◆ YOUR GOAL ◆
Locate the lines that hold the string "name". Copy every such line.

◆ Extracts from a graphics dataset ◆

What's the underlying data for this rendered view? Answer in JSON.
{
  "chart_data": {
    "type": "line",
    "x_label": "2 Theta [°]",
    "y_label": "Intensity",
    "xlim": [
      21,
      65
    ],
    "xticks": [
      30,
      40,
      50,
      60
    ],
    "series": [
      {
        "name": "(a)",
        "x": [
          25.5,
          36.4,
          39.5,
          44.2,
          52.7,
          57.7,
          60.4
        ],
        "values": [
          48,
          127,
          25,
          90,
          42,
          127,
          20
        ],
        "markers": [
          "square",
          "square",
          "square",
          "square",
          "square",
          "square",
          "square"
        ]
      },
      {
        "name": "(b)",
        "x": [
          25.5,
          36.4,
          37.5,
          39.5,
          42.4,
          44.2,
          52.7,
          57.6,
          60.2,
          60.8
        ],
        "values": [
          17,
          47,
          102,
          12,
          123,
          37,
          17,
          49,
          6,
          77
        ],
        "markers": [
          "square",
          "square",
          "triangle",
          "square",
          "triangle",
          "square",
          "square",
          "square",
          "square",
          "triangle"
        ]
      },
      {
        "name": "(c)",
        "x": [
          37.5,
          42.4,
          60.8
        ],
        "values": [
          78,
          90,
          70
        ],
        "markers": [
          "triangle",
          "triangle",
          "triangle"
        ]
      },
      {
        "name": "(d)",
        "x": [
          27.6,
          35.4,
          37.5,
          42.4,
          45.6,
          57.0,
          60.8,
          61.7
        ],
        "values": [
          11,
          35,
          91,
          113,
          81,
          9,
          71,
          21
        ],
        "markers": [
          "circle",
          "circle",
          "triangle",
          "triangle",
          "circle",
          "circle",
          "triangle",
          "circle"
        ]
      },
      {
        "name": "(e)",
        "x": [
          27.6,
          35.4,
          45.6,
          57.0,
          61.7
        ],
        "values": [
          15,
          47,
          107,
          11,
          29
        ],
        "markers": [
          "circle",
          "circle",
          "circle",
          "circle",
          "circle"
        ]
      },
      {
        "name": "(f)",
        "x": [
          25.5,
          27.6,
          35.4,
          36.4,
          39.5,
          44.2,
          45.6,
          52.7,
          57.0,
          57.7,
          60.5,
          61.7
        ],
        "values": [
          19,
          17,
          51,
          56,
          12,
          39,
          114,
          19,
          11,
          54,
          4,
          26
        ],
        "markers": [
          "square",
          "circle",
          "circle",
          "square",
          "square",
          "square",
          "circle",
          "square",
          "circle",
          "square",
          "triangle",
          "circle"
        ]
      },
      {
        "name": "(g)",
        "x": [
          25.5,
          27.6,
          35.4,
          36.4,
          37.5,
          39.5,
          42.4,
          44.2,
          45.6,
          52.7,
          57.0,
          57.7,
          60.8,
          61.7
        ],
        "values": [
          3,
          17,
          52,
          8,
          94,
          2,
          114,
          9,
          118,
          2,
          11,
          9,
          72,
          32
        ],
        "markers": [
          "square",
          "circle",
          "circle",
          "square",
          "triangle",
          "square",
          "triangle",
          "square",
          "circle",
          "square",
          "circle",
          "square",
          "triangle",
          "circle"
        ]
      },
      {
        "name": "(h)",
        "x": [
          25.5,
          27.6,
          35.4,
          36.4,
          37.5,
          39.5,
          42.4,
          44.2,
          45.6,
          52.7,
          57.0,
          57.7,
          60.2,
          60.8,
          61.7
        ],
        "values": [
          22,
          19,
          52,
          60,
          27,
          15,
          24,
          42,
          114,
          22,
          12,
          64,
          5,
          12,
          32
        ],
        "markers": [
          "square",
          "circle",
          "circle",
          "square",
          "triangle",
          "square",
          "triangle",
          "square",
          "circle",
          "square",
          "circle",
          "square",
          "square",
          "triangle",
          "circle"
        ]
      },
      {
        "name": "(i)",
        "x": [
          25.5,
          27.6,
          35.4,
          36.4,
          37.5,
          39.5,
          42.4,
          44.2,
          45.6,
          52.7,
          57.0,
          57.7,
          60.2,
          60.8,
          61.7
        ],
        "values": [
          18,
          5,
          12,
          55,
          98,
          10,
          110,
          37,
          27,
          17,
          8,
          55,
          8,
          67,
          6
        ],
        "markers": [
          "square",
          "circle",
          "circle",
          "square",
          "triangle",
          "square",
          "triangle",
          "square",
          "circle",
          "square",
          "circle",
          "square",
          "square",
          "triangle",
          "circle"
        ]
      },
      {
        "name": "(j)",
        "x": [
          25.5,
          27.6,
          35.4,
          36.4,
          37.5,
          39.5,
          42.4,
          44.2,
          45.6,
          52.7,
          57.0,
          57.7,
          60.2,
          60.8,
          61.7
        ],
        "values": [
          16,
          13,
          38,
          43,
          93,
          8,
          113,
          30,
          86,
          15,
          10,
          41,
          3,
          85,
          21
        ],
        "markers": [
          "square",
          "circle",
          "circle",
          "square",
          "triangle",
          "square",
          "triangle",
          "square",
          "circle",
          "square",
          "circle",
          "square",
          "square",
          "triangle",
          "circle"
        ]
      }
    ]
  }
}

◆ SOLVED EXERCISE ◆
        "name": "(a)",
        "name": "(b)",
        "name": "(c)",
        "name": "(d)",
        "name": "(e)",
        "name": "(f)",
        "name": "(g)",
        "name": "(h)",
        "name": "(i)",
        "name": "(j)",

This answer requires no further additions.